* Aim of the exercise *
Will you extract the entries word for word? Images should not appear in the copy.

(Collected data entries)
########

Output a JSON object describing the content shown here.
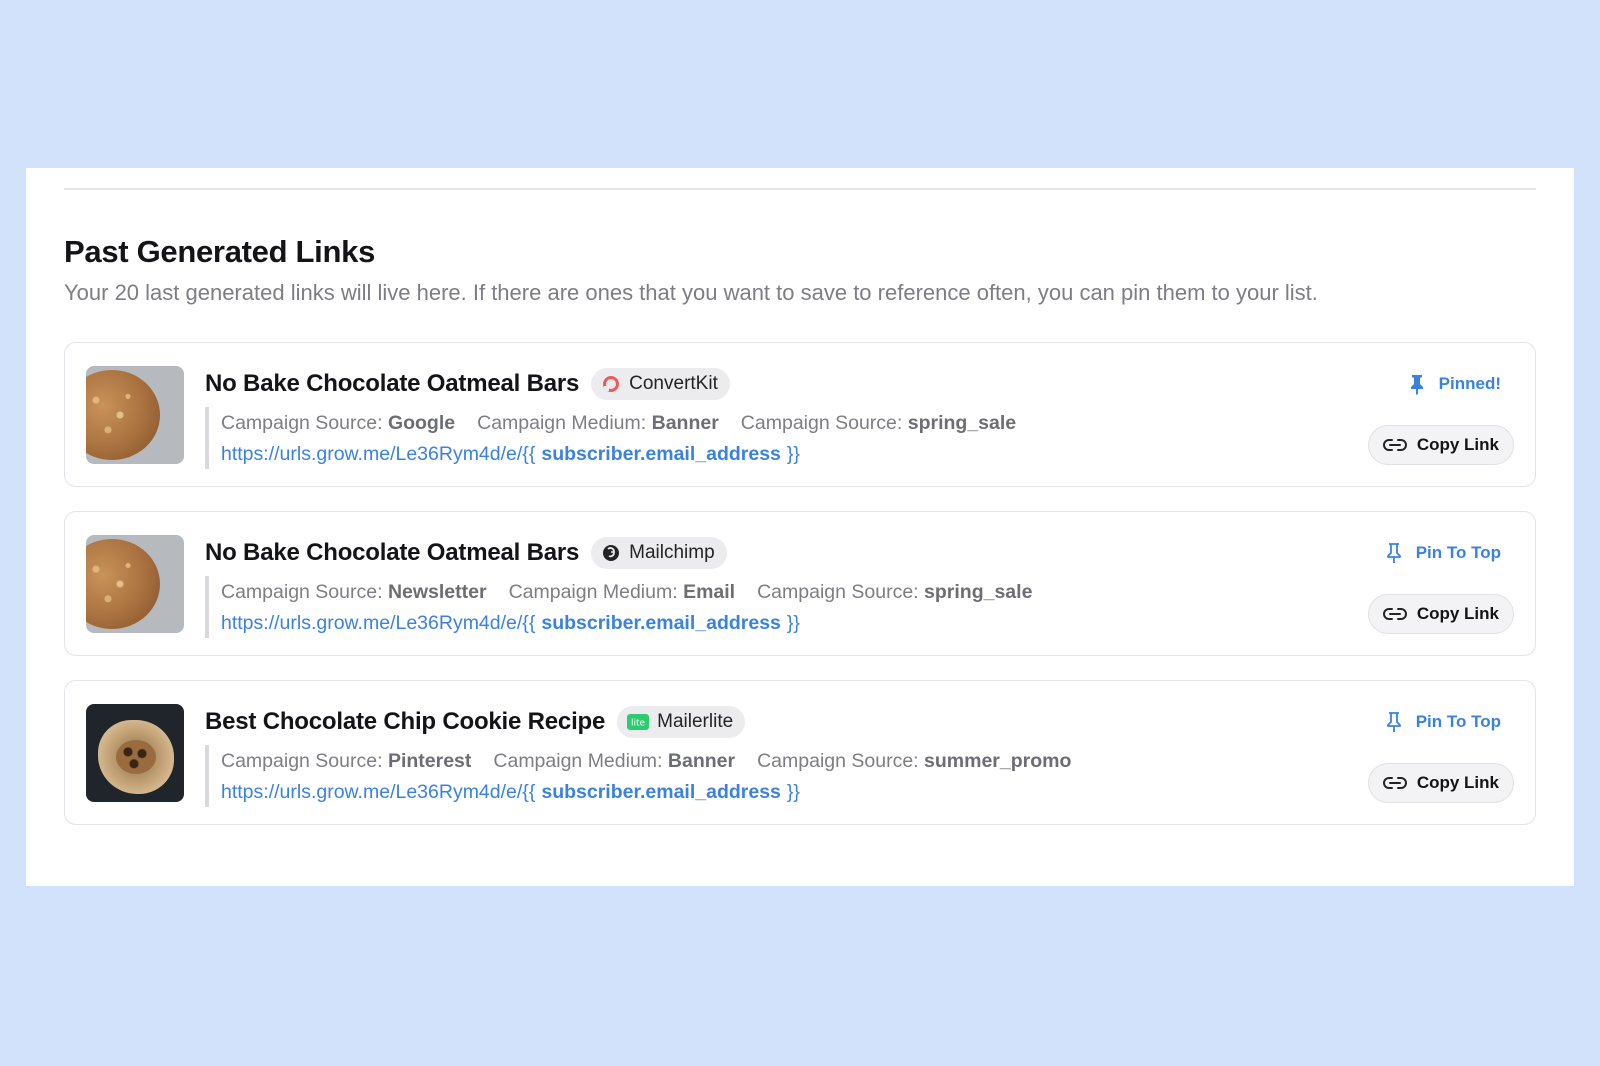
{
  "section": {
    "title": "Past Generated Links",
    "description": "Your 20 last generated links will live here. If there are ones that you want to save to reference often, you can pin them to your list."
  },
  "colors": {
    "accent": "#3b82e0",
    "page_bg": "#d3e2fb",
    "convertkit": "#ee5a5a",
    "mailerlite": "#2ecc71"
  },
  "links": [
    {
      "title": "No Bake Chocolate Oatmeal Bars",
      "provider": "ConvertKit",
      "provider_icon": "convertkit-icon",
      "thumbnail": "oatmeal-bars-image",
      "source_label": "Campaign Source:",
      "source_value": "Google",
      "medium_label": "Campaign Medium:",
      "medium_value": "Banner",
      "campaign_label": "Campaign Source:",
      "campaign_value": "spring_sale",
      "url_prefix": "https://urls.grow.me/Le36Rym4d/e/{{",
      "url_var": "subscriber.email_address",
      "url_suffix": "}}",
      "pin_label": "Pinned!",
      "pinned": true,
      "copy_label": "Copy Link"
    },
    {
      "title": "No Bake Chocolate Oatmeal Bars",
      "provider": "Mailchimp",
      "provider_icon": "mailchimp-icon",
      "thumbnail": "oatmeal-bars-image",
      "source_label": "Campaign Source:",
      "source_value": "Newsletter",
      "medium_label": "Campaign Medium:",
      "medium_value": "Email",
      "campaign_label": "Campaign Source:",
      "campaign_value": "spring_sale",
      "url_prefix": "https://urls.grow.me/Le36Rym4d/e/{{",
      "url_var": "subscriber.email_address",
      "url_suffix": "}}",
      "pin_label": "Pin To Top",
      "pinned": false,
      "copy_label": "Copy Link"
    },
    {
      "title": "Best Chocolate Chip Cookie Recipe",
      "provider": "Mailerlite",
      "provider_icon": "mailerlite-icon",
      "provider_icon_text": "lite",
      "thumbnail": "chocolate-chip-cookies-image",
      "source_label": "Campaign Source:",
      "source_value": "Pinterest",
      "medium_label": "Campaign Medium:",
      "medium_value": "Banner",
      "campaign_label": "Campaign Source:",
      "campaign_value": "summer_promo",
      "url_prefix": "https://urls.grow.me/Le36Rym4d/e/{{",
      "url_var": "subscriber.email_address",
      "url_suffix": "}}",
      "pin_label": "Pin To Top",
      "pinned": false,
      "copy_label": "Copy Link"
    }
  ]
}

########

* Response *
Output a JSON object describing the content shown here.
{
  "section": {
    "title": "Past Generated Links",
    "description": "Your 20 last generated links will live here. If there are ones that you want to save to reference often, you can pin them to your list."
  },
  "colors": {
    "accent": "#3b82e0",
    "page_bg": "#d3e2fb",
    "convertkit": "#ee5a5a",
    "mailerlite": "#2ecc71"
  },
  "links": [
    {
      "title": "No Bake Chocolate Oatmeal Bars",
      "provider": "ConvertKit",
      "provider_icon": "convertkit-icon",
      "thumbnail": "oatmeal-bars-image",
      "source_label": "Campaign Source:",
      "source_value": "Google",
      "medium_label": "Campaign Medium:",
      "medium_value": "Banner",
      "campaign_label": "Campaign Source:",
      "campaign_value": "spring_sale",
      "url_prefix": "https://urls.grow.me/Le36Rym4d/e/{{",
      "url_var": "subscriber.email_address",
      "url_suffix": "}}",
      "pin_label": "Pinned!",
      "pinned": true,
      "copy_label": "Copy Link"
    },
    {
      "title": "No Bake Chocolate Oatmeal Bars",
      "provider": "Mailchimp",
      "provider_icon": "mailchimp-icon",
      "thumbnail": "oatmeal-bars-image",
      "source_label": "Campaign Source:",
      "source_value": "Newsletter",
      "medium_label": "Campaign Medium:",
      "medium_value": "Email",
      "campaign_label": "Campaign Source:",
      "campaign_value": "spring_sale",
      "url_prefix": "https://urls.grow.me/Le36Rym4d/e/{{",
      "url_var": "subscriber.email_address",
      "url_suffix": "}}",
      "pin_label": "Pin To Top",
      "pinned": false,
      "copy_label": "Copy Link"
    },
    {
      "title": "Best Chocolate Chip Cookie Recipe",
      "provider": "Mailerlite",
      "provider_icon": "mailerlite-icon",
      "provider_icon_text": "lite",
      "thumbnail": "chocolate-chip-cookies-image",
      "source_label": "Campaign Source:",
      "source_value": "Pinterest",
      "medium_label": "Campaign Medium:",
      "medium_value": "Banner",
      "campaign_label": "Campaign Source:",
      "campaign_value": "summer_promo",
      "url_prefix": "https://urls.grow.me/Le36Rym4d/e/{{",
      "url_var": "subscriber.email_address",
      "url_suffix": "}}",
      "pin_label": "Pin To Top",
      "pinned": false,
      "copy_label": "Copy Link"
    }
  ]
}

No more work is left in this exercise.